● RAW DATA:
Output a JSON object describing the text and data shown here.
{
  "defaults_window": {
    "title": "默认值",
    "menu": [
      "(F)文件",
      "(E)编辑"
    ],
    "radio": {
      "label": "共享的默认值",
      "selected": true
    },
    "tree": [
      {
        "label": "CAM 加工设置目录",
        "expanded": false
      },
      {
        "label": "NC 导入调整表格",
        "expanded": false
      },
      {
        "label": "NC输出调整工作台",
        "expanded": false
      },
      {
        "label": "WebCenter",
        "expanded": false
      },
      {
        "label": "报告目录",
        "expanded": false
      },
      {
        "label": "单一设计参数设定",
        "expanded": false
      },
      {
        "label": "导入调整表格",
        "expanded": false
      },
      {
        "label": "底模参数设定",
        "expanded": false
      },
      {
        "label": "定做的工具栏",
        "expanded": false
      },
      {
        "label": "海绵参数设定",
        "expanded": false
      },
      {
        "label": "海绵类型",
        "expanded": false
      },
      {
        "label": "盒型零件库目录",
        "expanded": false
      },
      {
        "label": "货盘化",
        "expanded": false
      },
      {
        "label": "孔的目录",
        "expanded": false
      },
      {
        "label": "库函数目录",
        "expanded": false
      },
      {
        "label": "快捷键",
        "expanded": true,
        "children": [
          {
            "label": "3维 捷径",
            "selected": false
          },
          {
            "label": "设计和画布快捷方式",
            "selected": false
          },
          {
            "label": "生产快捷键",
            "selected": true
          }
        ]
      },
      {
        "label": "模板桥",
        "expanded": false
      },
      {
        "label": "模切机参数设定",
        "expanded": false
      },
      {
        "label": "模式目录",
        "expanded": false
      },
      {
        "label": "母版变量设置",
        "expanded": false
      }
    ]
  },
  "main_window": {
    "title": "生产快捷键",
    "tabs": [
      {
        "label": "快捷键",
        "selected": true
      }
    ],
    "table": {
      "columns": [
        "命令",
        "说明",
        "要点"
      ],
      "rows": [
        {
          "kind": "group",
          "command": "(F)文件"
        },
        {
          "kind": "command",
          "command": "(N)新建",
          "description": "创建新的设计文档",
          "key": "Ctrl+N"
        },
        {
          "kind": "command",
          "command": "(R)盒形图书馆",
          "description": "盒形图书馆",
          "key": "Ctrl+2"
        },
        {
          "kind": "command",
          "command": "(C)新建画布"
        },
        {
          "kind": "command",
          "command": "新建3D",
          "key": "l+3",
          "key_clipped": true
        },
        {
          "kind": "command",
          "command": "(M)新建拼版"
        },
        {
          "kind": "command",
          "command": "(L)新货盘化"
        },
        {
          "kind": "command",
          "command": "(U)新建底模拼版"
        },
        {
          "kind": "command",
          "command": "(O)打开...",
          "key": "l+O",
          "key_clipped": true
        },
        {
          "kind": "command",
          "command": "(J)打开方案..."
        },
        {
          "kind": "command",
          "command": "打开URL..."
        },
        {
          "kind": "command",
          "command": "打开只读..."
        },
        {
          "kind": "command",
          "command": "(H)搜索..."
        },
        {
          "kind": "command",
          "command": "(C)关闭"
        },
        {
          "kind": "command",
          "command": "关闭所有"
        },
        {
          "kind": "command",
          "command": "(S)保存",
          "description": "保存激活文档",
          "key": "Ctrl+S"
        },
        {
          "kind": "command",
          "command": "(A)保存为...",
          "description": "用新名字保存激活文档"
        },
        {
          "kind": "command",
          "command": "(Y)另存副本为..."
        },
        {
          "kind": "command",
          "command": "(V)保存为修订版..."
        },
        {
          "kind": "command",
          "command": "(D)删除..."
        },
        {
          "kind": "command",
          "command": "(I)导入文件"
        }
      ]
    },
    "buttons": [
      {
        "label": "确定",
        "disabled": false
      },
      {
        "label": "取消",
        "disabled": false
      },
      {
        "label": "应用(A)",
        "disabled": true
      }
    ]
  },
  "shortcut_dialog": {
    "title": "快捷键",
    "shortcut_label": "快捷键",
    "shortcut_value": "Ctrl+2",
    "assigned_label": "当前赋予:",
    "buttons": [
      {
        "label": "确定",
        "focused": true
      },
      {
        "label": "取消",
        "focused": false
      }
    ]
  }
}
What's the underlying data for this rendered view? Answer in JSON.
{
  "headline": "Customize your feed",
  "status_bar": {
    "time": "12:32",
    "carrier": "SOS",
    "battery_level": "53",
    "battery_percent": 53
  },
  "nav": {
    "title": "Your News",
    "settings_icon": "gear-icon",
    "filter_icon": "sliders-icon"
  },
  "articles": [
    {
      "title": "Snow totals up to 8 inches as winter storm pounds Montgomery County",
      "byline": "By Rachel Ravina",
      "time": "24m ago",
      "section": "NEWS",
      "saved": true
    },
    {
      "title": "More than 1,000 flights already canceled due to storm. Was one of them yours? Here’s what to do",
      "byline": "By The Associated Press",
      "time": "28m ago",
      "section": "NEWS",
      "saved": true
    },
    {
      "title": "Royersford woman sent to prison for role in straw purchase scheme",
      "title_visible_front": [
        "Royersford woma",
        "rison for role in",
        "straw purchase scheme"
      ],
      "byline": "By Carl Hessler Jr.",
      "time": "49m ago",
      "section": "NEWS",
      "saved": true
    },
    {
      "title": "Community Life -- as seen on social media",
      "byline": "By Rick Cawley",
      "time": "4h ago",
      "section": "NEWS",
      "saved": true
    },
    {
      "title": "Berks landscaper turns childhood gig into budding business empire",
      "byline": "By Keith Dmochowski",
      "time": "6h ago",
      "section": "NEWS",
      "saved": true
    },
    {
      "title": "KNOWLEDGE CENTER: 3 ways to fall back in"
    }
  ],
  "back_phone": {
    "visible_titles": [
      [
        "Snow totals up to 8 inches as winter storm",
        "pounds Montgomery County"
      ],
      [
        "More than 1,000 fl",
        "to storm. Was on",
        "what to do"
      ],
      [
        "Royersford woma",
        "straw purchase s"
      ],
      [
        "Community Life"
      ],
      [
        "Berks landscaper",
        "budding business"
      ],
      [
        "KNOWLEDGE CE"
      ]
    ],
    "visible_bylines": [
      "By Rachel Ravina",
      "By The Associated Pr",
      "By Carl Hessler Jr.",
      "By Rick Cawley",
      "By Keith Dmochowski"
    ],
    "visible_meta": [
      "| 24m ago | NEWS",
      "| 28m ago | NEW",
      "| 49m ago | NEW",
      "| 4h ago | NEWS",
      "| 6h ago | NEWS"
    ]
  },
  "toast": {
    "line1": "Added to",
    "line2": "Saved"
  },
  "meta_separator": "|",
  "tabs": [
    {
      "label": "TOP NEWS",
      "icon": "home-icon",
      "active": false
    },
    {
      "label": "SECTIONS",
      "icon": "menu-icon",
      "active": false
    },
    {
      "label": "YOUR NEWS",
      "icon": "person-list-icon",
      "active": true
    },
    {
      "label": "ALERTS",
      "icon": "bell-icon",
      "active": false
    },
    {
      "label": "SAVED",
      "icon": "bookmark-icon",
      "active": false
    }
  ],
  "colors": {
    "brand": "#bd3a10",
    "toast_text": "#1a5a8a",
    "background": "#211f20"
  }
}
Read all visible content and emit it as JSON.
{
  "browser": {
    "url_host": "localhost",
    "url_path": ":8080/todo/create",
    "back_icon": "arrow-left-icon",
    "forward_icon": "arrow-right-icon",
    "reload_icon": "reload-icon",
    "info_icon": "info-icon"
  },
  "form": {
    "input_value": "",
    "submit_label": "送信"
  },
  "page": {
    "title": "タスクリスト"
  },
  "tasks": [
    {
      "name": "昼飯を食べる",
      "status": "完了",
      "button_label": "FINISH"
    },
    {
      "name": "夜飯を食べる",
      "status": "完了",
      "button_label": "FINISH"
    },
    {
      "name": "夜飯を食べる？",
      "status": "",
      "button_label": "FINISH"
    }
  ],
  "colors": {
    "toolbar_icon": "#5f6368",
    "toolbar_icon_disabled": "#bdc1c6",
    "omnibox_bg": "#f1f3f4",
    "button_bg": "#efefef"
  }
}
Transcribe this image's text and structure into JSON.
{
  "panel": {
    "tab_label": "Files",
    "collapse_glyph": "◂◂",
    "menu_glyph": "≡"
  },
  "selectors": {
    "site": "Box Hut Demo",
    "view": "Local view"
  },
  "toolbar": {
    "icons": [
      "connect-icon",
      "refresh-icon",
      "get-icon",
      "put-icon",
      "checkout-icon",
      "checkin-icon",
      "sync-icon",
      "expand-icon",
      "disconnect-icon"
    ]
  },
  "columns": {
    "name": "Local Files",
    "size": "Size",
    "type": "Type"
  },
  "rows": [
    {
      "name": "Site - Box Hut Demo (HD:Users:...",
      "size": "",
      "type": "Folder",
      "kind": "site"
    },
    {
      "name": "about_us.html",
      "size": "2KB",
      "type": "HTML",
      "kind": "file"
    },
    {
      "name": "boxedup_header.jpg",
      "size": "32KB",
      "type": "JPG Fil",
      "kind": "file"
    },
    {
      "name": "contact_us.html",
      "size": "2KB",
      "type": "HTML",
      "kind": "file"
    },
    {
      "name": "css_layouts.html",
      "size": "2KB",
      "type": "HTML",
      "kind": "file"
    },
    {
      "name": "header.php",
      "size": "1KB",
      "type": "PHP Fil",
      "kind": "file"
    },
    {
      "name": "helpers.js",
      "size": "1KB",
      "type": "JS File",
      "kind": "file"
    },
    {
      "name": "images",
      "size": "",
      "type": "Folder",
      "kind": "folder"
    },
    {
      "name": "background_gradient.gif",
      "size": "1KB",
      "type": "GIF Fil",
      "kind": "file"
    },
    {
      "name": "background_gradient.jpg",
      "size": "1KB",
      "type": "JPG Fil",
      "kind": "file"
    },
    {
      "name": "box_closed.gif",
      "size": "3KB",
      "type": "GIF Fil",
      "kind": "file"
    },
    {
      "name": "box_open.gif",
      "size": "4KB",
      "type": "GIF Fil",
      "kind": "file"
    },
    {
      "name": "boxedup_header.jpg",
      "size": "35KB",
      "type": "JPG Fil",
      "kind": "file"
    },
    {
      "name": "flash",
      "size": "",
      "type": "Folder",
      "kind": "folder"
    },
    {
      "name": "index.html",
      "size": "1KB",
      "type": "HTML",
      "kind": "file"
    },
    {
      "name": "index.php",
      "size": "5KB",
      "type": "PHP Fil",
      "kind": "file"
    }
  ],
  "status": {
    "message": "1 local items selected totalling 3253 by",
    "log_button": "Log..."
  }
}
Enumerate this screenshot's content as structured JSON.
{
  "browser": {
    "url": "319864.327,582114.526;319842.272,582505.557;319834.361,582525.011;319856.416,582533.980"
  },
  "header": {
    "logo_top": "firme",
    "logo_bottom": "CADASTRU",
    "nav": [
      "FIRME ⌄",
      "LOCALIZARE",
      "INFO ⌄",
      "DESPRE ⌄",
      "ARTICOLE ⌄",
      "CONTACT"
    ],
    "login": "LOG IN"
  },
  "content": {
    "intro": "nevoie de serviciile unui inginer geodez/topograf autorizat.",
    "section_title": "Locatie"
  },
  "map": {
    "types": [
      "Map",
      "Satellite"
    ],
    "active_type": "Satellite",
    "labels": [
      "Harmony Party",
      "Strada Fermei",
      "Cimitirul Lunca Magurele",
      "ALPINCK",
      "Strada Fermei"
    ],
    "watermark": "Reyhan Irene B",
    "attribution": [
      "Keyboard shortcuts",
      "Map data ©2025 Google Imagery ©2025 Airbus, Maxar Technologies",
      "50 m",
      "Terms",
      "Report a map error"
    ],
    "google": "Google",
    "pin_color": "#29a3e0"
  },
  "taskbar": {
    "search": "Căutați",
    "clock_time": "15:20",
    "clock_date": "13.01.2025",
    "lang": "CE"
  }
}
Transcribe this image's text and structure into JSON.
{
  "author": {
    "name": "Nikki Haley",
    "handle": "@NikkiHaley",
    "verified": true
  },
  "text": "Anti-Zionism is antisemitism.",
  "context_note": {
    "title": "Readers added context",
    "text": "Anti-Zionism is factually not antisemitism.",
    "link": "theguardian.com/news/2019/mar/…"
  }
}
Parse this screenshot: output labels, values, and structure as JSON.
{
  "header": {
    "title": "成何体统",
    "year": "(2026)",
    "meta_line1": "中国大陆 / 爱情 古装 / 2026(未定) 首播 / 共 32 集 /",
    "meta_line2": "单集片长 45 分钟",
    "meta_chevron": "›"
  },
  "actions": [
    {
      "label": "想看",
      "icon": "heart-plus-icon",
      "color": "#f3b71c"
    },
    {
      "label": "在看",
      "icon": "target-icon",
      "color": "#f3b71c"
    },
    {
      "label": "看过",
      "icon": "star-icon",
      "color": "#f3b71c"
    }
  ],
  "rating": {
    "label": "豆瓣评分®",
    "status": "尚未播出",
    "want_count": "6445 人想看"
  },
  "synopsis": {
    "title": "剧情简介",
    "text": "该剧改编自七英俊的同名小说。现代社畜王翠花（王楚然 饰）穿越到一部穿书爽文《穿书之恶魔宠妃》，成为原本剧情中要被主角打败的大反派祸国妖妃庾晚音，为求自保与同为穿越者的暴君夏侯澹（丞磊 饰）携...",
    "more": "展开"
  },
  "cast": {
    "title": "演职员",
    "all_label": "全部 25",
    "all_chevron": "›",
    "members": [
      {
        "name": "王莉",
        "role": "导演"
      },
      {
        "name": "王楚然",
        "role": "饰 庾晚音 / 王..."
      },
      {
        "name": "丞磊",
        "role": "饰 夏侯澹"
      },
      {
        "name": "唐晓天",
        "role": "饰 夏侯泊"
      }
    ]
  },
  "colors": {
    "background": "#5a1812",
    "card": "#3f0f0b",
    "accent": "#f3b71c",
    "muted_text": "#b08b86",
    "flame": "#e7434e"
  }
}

● THE REQUEST:
Check each line above for the string "landscaper" and show the ones that have it.

● SOLUTION BELOW:
      "title": "Berks landscaper turns childhood gig into budding business empire",
        "Berks landscaper",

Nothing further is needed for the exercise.